# [EXERCISE INSTRUCTIONS]
Work out how many lines of the listing hold the string "subtitle". Answer with that number alone.

++++ INFORMATION PROVIDED ++++

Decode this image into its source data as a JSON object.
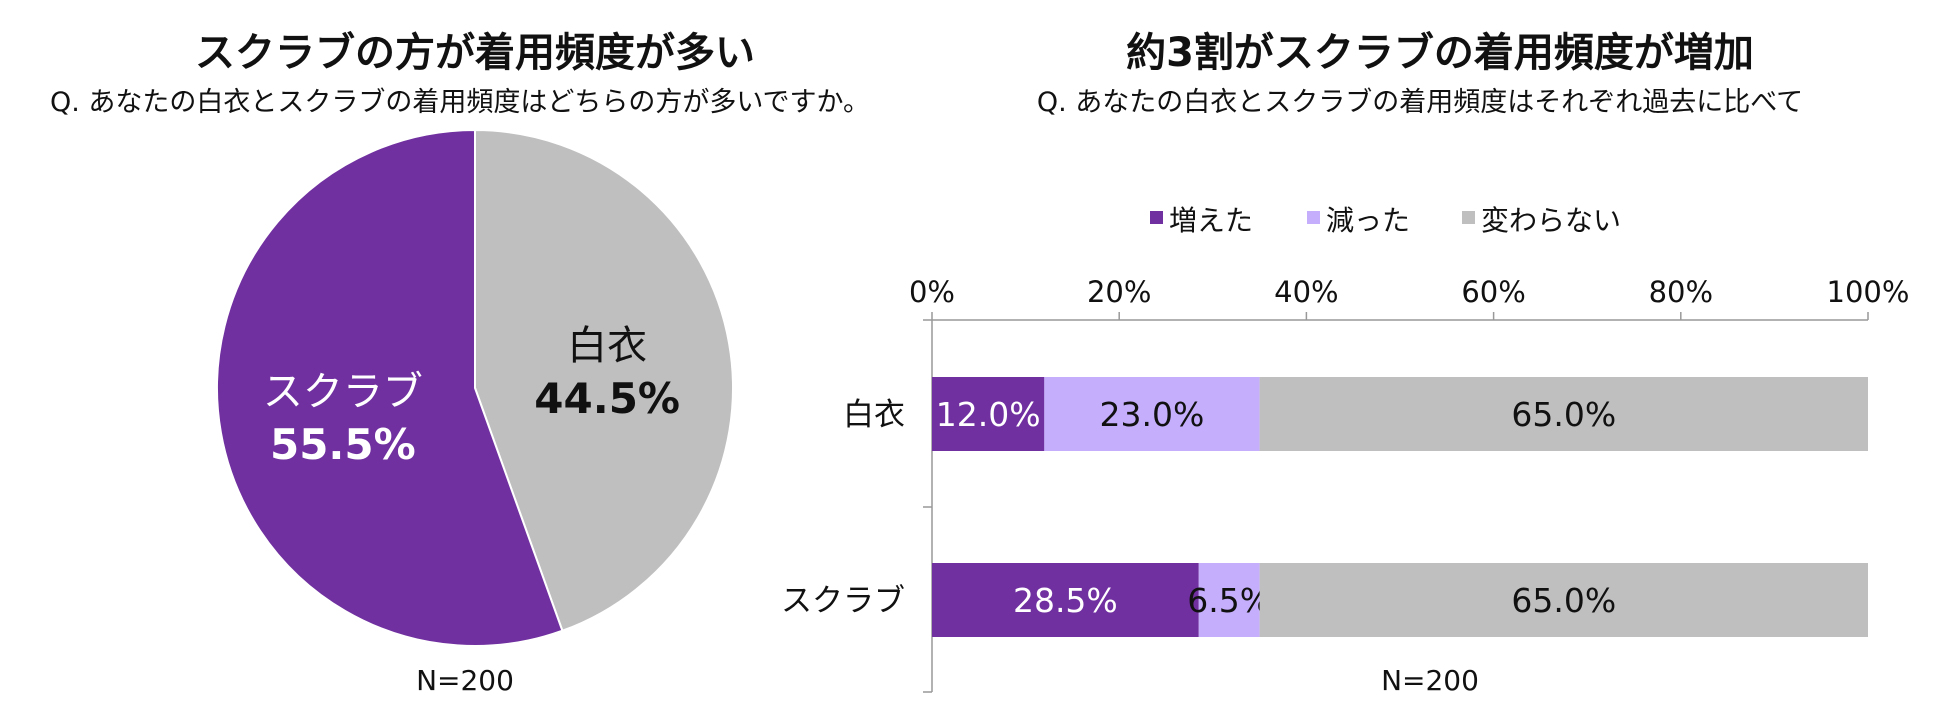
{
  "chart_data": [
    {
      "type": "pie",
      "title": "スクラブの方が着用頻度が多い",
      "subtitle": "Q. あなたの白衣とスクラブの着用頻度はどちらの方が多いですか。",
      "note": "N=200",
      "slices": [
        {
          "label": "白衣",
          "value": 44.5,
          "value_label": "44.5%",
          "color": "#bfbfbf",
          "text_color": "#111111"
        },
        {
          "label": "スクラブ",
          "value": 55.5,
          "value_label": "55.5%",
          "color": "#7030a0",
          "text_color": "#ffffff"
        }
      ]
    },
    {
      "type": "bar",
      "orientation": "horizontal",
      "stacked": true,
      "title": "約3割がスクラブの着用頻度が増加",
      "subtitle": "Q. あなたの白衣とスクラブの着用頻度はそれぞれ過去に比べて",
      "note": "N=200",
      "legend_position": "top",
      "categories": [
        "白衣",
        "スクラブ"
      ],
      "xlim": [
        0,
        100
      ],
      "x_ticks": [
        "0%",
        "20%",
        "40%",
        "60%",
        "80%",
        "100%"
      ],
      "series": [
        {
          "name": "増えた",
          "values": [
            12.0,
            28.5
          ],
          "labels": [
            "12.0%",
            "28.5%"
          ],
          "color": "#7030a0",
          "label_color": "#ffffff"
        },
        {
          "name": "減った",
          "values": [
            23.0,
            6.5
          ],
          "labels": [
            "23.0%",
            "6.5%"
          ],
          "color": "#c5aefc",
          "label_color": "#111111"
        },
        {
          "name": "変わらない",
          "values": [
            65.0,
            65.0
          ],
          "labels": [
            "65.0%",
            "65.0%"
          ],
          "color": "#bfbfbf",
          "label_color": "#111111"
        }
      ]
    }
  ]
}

++++
++++ INFORMATION PROVIDED ++++

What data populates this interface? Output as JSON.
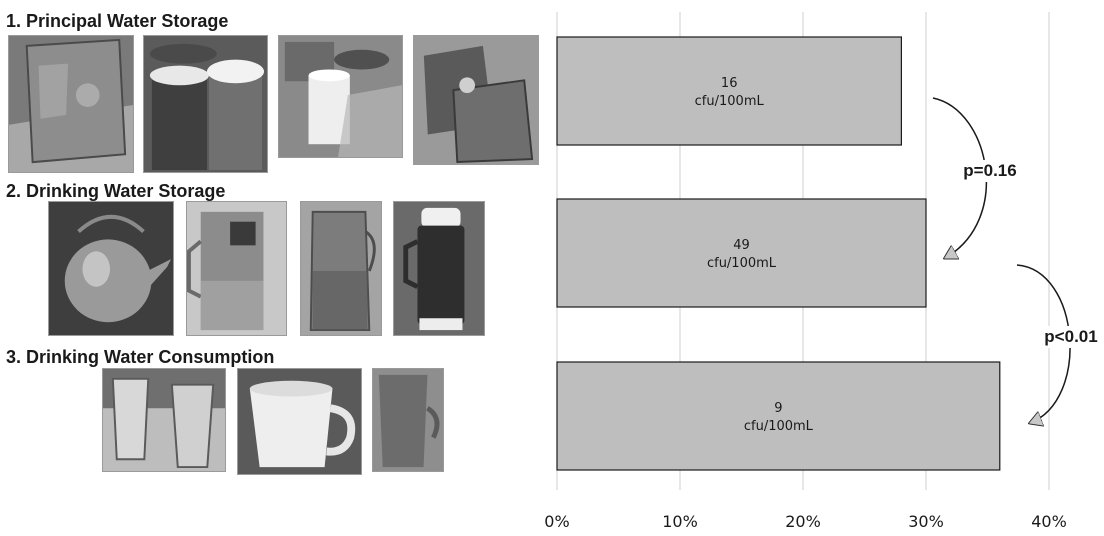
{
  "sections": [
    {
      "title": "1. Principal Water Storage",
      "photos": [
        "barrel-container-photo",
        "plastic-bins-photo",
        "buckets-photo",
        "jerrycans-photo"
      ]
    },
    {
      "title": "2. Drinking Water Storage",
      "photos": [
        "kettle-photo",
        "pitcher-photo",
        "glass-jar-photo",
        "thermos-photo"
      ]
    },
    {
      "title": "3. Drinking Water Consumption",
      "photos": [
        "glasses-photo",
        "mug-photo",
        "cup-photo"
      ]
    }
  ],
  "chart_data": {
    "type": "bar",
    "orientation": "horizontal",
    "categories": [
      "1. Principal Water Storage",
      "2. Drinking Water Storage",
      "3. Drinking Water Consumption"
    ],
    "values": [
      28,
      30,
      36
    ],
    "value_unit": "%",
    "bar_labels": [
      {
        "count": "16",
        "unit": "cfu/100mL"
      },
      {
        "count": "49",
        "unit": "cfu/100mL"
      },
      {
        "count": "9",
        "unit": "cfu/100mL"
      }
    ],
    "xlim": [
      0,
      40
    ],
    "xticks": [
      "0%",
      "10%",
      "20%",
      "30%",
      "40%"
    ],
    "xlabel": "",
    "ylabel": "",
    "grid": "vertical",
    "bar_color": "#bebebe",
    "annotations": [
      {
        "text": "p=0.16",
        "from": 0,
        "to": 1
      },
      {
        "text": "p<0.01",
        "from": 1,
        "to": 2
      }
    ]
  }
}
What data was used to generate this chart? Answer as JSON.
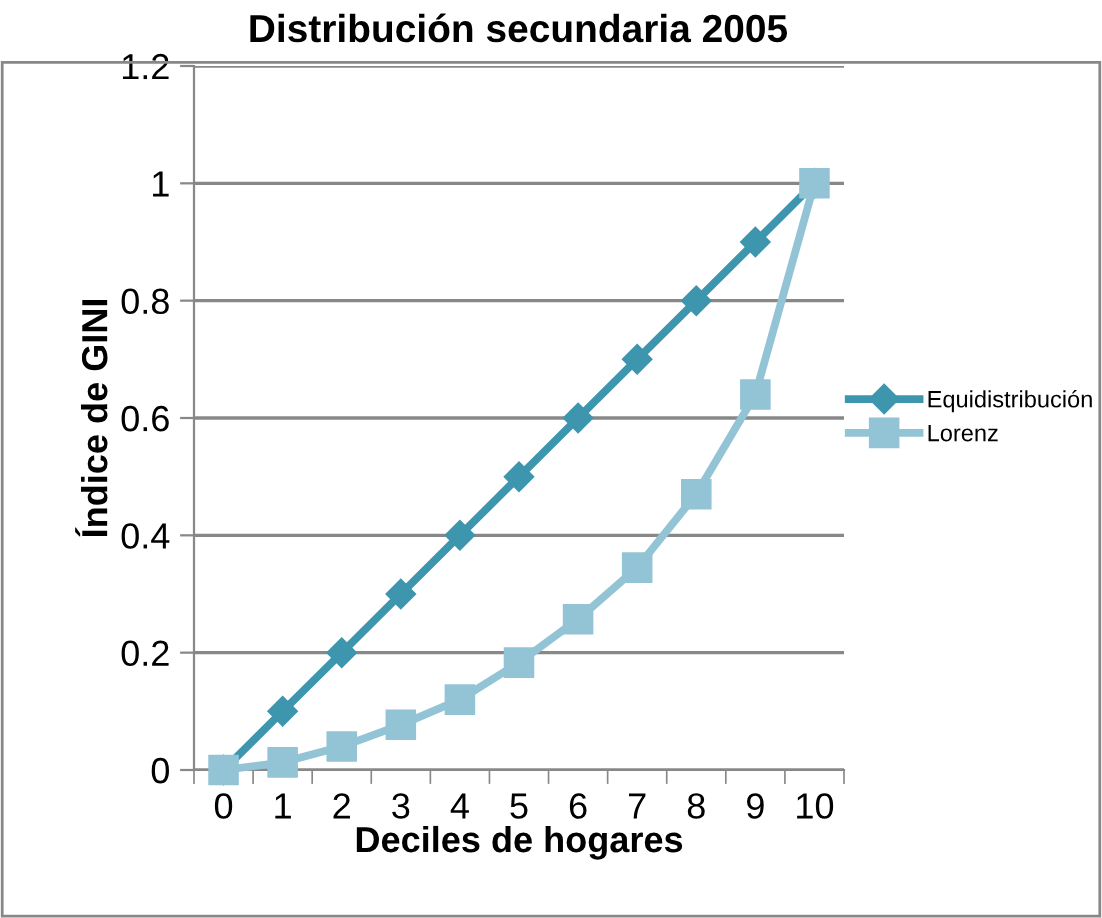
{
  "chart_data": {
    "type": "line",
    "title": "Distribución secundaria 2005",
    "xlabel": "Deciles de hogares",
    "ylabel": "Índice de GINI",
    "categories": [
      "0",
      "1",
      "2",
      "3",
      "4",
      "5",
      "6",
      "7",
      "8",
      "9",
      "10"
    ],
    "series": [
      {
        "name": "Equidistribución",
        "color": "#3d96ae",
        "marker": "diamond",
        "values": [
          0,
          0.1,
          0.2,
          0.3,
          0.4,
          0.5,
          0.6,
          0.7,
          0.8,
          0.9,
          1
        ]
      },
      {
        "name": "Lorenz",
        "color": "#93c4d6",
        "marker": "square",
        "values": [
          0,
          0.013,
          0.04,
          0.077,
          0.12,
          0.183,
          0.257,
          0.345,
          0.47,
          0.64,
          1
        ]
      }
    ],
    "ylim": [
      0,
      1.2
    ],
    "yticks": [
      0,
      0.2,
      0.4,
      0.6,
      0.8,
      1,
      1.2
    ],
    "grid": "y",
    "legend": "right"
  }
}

++++

# [RESULT BELOW]
2